[PROBLEM REQUIREMENTS] Pull every line that holds the word "Studies" from the entries.

[SUPPLIED ENTRIES]
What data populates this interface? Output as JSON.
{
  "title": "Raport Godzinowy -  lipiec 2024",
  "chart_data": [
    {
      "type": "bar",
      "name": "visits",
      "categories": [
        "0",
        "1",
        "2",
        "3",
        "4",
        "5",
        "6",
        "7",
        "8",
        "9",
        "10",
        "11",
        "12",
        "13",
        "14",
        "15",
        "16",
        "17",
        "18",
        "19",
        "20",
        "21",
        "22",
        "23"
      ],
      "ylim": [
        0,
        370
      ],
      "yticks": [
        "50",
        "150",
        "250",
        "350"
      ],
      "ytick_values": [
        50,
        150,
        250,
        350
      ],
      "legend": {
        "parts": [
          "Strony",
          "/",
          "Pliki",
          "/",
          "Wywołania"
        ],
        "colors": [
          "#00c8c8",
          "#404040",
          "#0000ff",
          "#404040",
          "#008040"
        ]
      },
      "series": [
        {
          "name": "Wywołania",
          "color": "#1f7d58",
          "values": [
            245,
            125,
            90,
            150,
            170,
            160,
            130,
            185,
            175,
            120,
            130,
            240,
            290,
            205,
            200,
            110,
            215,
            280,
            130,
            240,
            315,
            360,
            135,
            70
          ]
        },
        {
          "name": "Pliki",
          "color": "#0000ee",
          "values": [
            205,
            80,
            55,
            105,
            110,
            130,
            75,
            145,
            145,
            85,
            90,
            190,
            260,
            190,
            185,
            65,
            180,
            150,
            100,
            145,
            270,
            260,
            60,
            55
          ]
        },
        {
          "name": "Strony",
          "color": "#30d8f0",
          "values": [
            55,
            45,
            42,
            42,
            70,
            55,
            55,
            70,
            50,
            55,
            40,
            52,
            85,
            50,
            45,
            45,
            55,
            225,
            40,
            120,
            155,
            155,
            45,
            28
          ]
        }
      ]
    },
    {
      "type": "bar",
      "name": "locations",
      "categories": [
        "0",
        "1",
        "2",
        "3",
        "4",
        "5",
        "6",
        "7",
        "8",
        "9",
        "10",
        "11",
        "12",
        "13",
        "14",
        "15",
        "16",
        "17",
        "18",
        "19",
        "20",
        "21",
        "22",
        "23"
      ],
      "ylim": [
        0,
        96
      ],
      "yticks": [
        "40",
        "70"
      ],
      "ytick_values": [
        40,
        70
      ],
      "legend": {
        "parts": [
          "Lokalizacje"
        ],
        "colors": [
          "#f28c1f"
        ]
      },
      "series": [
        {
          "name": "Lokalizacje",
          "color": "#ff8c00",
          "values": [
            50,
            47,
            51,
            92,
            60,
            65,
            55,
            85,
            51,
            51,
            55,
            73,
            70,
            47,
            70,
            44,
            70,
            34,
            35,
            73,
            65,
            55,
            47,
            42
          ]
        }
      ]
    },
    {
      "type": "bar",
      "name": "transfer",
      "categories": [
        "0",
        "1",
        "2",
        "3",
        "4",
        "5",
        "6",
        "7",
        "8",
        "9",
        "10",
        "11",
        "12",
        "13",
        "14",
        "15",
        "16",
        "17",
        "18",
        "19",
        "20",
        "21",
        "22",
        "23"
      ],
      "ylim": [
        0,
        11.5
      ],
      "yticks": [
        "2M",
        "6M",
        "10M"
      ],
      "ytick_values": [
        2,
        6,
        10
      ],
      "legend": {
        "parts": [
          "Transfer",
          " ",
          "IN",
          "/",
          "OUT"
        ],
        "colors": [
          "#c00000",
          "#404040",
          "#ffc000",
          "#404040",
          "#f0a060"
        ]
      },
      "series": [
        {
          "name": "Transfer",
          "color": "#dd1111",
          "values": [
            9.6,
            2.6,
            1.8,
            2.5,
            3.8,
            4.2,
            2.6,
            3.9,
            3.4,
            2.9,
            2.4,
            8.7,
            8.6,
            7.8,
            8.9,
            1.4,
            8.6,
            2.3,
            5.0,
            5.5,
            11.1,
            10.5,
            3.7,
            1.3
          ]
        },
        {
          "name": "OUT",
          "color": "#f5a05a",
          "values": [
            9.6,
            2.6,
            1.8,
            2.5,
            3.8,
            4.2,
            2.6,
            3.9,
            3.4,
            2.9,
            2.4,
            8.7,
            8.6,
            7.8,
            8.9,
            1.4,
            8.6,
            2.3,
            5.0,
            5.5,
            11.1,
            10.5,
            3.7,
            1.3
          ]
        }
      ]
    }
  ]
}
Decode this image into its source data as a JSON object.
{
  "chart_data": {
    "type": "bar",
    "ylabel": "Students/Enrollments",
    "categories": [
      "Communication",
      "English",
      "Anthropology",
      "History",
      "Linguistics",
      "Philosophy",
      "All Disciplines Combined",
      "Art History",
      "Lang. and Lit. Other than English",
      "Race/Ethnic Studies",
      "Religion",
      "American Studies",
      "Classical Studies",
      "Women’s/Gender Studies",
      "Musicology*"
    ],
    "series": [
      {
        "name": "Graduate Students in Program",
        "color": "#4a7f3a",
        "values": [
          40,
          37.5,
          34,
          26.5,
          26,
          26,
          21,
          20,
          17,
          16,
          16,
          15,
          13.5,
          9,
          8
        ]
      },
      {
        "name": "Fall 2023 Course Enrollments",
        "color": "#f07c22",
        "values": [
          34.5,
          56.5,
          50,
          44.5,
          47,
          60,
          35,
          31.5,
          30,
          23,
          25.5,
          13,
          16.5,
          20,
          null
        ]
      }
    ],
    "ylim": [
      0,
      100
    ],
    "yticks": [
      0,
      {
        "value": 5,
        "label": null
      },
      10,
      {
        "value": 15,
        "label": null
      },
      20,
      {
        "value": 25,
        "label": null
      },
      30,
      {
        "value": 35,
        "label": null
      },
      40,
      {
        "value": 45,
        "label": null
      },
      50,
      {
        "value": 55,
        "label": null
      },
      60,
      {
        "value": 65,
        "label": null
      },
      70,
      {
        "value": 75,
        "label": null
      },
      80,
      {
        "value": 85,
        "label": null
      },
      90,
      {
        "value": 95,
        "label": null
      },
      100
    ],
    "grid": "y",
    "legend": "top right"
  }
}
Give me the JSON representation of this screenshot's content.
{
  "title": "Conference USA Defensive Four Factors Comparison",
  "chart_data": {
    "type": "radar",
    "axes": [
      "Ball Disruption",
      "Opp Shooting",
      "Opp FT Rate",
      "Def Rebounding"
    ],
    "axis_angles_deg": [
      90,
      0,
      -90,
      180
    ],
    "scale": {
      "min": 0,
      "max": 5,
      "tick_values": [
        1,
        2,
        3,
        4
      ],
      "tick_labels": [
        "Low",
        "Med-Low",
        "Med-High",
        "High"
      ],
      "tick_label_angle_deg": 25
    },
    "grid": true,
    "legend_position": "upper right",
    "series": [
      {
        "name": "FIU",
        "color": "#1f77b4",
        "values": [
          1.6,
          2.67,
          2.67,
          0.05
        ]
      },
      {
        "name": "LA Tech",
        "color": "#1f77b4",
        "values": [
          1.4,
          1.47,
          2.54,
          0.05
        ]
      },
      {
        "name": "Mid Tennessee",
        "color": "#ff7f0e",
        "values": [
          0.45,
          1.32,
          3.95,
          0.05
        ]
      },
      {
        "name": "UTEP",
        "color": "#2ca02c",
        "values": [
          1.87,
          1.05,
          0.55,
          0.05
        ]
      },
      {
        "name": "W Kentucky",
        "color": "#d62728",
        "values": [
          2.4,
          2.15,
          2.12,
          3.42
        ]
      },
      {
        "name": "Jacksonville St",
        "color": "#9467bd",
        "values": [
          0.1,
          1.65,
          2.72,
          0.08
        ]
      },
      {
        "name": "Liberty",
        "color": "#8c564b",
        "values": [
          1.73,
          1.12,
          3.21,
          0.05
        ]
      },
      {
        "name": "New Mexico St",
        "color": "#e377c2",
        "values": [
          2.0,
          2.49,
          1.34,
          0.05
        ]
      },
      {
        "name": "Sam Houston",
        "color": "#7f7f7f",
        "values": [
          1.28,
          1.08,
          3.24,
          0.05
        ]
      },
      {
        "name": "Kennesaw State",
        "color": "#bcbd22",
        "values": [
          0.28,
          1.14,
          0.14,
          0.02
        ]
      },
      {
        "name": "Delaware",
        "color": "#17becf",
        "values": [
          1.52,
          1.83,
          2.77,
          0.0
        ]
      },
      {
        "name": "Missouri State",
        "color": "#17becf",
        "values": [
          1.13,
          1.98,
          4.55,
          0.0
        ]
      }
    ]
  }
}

[FINISHED EXERCISE]
      "Race/Ethnic Studies",
      "American Studies",
      "Classical Studies",
      "Women’s/Gender Studies",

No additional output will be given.